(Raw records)
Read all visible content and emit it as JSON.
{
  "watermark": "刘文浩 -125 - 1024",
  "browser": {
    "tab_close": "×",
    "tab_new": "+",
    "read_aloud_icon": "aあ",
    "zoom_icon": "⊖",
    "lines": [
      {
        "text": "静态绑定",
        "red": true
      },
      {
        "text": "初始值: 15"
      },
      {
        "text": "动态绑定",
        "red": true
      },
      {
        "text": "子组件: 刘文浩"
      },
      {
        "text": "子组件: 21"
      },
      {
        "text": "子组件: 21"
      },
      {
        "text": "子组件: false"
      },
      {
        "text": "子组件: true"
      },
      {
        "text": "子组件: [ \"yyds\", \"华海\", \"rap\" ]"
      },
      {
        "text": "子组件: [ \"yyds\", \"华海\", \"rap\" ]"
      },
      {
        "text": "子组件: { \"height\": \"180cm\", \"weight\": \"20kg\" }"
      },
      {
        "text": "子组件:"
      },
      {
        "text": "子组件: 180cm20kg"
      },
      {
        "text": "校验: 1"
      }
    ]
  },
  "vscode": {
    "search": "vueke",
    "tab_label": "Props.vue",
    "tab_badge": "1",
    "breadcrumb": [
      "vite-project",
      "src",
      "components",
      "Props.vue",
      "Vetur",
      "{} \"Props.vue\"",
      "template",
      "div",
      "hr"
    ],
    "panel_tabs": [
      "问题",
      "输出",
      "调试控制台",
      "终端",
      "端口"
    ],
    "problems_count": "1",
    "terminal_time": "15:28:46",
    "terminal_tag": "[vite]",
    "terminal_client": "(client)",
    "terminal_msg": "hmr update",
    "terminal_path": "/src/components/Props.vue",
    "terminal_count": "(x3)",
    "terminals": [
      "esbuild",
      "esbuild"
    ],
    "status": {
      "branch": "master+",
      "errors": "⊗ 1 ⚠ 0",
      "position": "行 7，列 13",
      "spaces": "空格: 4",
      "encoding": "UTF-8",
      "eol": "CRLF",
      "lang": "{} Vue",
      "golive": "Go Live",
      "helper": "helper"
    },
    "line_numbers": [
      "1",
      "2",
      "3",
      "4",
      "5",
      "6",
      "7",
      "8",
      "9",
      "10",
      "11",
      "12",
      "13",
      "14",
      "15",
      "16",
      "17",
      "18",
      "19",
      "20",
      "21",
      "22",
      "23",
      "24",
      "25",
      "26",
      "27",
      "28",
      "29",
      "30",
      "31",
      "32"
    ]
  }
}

#### [To do]
Set down the listing in full, keeping every word exactly as it is.

#### [Result of this exercise]
Read all visible content and emit it as JSON.
{
  "watermark": "刘文浩 -125 - 1024",
  "browser": {
    "tab_close": "×",
    "tab_new": "+",
    "read_aloud_icon": "aあ",
    "zoom_icon": "⊖",
    "lines": [
      {
        "text": "静态绑定",
        "red": true
      },
      {
        "text": "初始值: 15"
      },
      {
        "text": "动态绑定",
        "red": true
      },
      {
        "text": "子组件: 刘文浩"
      },
      {
        "text": "子组件: 21"
      },
      {
        "text": "子组件: 21"
      },
      {
        "text": "子组件: false"
      },
      {
        "text": "子组件: true"
      },
      {
        "text": "子组件: [ \"yyds\", \"华海\", \"rap\" ]"
      },
      {
        "text": "子组件: [ \"yyds\", \"华海\", \"rap\" ]"
      },
      {
        "text": "子组件: { \"height\": \"180cm\", \"weight\": \"20kg\" }"
      },
      {
        "text": "子组件:"
      },
      {
        "text": "子组件: 180cm20kg"
      },
      {
        "text": "校验: 1"
      }
    ]
  },
  "vscode": {
    "search": "vueke",
    "tab_label": "Props.vue",
    "tab_badge": "1",
    "breadcrumb": [
      "vite-project",
      "src",
      "components",
      "Props.vue",
      "Vetur",
      "{} \"Props.vue\"",
      "template",
      "div",
      "hr"
    ],
    "panel_tabs": [
      "问题",
      "输出",
      "调试控制台",
      "终端",
      "端口"
    ],
    "problems_count": "1",
    "terminal_time": "15:28:46",
    "terminal_tag": "[vite]",
    "terminal_client": "(client)",
    "terminal_msg": "hmr update",
    "terminal_path": "/src/components/Props.vue",
    "terminal_count": "(x3)",
    "terminals": [
      "esbuild",
      "esbuild"
    ],
    "status": {
      "branch": "master+",
      "errors": "⊗ 1 ⚠ 0",
      "position": "行 7，列 13",
      "spaces": "空格: 4",
      "encoding": "UTF-8",
      "eol": "CRLF",
      "lang": "{} Vue",
      "golive": "Go Live",
      "helper": "helper"
    },
    "line_numbers": [
      "1",
      "2",
      "3",
      "4",
      "5",
      "6",
      "7",
      "8",
      "9",
      "10",
      "11",
      "12",
      "13",
      "14",
      "15",
      "16",
      "17",
      "18",
      "19",
      "20",
      "21",
      "22",
      "23",
      "24",
      "25",
      "26",
      "27",
      "28",
      "29",
      "30",
      "31",
      "32"
    ]
  }
}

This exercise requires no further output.